▶ Records to use:
--------

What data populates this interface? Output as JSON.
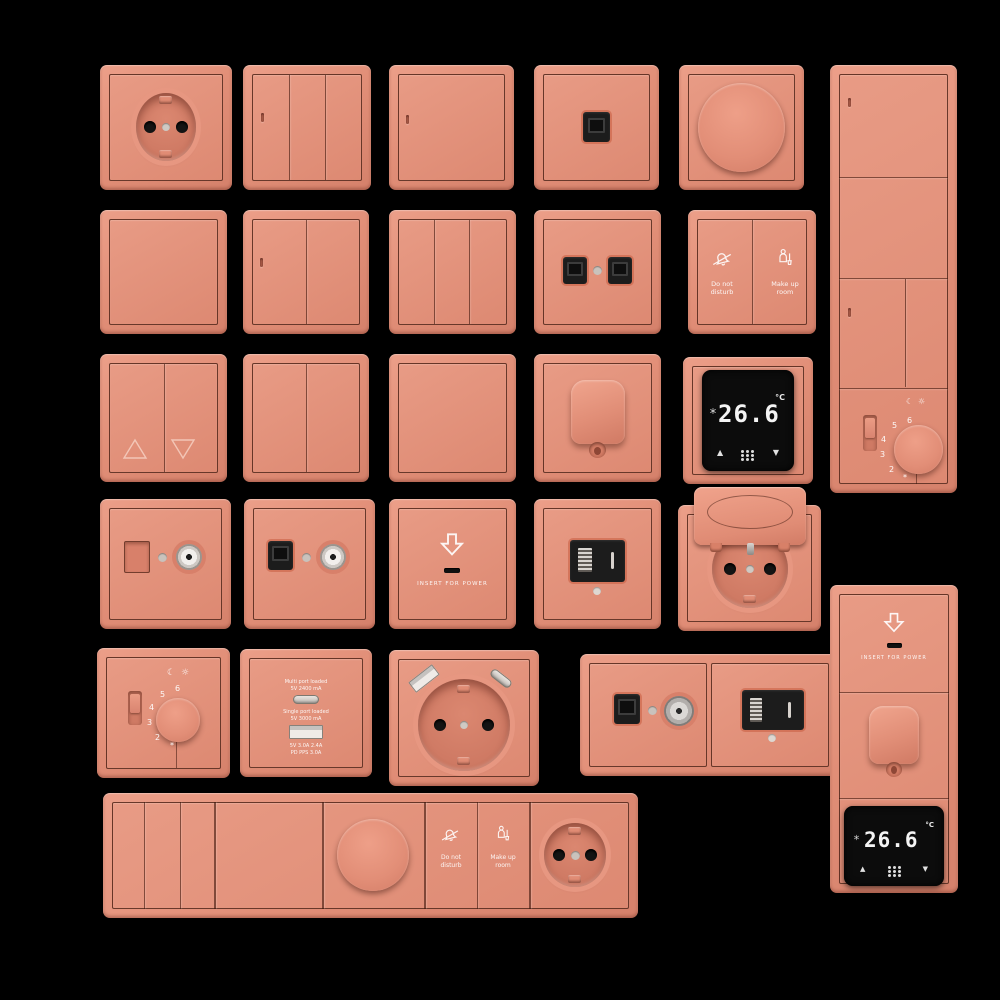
{
  "canvas": {
    "background": "#000000"
  },
  "palette": {
    "plate": "#e18e77",
    "plate_highlight": "#ec9f89",
    "plate_shadow": "#d5816b",
    "engraved_line": "#3e180e",
    "module_black": "#1c1c1c",
    "display_black": "#0c0c0c",
    "metal_grey": "#c9c2bc",
    "label_white": "#ffffff"
  },
  "text": {
    "do_not_disturb_line1": "Do not",
    "do_not_disturb_line2": "disturb",
    "make_up_room_line1": "Make up",
    "make_up_room_line2": "room",
    "insert_for_power": "INSERT FOR POWER",
    "thermostat_temp": "26.6",
    "thermostat_unit": "°C",
    "dial_number_6": "6",
    "dial_number_5": "5",
    "dial_number_4": "4",
    "dial_number_3": "3",
    "dial_number_2": "2",
    "dial_frost_mark": "*",
    "charger_line1": "Multi port loaded",
    "charger_line2": "5V 2400 mA",
    "charger_line3": "Single port loaded",
    "charger_line4": "5V 3000 mA",
    "charger_line5": "5V 3.0A 2.4A",
    "charger_line6": "PD PPS 3.0A"
  },
  "icons": {
    "up_triangle": "▲",
    "down_triangle": "▼",
    "moon": "☾",
    "sun": "☼"
  }
}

--------

Omit every picture, then repeat the remaining data exactly as it appears above.

▶ Solution to this problem:
What data populates this interface? Output as JSON.
{
  "canvas": {
    "background": "#000000"
  },
  "palette": {
    "plate": "#e18e77",
    "plate_highlight": "#ec9f89",
    "plate_shadow": "#d5816b",
    "engraved_line": "#3e180e",
    "module_black": "#1c1c1c",
    "display_black": "#0c0c0c",
    "metal_grey": "#c9c2bc",
    "label_white": "#ffffff"
  },
  "text": {
    "do_not_disturb_line1": "Do not",
    "do_not_disturb_line2": "disturb",
    "make_up_room_line1": "Make up",
    "make_up_room_line2": "room",
    "insert_for_power": "INSERT FOR POWER",
    "thermostat_temp": "26.6",
    "thermostat_unit": "°C",
    "dial_number_6": "6",
    "dial_number_5": "5",
    "dial_number_4": "4",
    "dial_number_3": "3",
    "dial_number_2": "2",
    "dial_frost_mark": "*",
    "charger_line1": "Multi port loaded",
    "charger_line2": "5V 2400 mA",
    "charger_line3": "Single port loaded",
    "charger_line4": "5V 3000 mA",
    "charger_line5": "5V 3.0A 2.4A",
    "charger_line6": "PD PPS 3.0A"
  },
  "icons": {
    "up_triangle": "▲",
    "down_triangle": "▼",
    "moon": "☾",
    "sun": "☼"
  }
}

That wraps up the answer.